## EXERCISE DIRECTIONS
Look through the data below. Show each line where the string "JSON" occurs.

======== TASK INPUT

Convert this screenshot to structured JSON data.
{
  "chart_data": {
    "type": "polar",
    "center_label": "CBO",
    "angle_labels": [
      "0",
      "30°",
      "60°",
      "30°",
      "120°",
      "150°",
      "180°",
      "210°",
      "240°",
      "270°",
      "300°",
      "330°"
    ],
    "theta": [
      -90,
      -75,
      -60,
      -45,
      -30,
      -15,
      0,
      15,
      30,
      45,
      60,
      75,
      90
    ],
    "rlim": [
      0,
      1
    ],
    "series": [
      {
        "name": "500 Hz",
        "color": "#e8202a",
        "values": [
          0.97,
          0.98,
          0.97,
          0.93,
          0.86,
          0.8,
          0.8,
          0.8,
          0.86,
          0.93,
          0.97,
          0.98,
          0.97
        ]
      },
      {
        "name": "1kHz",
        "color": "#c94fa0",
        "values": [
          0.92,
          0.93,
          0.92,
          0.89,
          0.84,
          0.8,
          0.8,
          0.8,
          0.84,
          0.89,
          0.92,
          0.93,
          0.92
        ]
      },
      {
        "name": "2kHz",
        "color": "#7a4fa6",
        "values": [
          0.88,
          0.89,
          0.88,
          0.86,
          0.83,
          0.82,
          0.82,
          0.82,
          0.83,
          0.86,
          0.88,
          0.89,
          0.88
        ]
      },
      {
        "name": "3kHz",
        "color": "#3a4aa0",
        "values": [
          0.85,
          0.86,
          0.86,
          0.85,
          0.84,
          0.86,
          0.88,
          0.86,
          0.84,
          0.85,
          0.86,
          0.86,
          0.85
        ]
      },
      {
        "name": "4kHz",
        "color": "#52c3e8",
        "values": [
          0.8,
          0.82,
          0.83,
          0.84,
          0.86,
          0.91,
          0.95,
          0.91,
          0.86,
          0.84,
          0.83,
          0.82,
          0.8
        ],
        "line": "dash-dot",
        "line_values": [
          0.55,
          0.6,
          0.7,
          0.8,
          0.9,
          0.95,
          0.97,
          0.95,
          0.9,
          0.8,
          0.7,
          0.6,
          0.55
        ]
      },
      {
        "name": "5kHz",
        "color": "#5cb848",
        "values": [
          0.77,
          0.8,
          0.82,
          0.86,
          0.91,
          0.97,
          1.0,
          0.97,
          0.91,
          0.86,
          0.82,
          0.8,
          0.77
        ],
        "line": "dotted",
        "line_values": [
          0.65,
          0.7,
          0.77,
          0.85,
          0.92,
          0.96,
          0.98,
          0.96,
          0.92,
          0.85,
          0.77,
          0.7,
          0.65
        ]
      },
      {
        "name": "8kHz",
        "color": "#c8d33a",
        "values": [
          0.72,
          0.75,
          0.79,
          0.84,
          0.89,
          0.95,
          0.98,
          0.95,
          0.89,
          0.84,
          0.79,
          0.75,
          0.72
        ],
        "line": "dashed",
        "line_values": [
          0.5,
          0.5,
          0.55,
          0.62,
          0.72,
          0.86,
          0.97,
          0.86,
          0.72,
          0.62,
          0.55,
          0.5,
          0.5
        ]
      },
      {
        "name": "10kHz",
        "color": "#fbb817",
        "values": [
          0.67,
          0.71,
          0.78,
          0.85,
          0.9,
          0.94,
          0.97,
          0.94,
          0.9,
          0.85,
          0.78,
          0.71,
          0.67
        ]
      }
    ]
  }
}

================
======== TASK INPUT

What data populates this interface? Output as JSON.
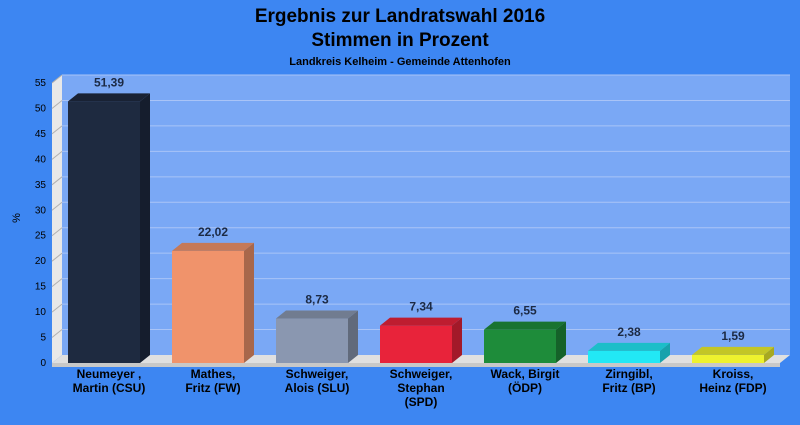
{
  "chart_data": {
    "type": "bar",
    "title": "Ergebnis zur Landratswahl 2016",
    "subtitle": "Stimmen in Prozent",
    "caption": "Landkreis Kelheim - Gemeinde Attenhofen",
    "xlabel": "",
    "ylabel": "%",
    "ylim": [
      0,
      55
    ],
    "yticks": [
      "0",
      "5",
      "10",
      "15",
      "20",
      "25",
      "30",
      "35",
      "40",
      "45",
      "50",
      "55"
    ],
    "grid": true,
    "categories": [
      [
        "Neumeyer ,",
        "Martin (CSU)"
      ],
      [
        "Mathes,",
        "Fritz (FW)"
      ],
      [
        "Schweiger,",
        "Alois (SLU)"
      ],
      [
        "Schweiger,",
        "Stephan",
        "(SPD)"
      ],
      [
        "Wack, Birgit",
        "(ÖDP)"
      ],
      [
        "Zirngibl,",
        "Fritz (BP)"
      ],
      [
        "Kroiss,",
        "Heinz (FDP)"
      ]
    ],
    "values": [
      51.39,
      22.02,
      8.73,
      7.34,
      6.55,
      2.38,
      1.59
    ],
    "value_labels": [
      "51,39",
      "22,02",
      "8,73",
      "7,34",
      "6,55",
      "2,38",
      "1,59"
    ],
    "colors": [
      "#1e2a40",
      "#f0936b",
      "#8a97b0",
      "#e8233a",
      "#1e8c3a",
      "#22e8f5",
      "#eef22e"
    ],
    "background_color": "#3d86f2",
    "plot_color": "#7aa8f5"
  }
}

================

## RESULT OF THE EXERCISE
Convert this screenshot to structured JSON data.
What data populates this interface? Output as JSON.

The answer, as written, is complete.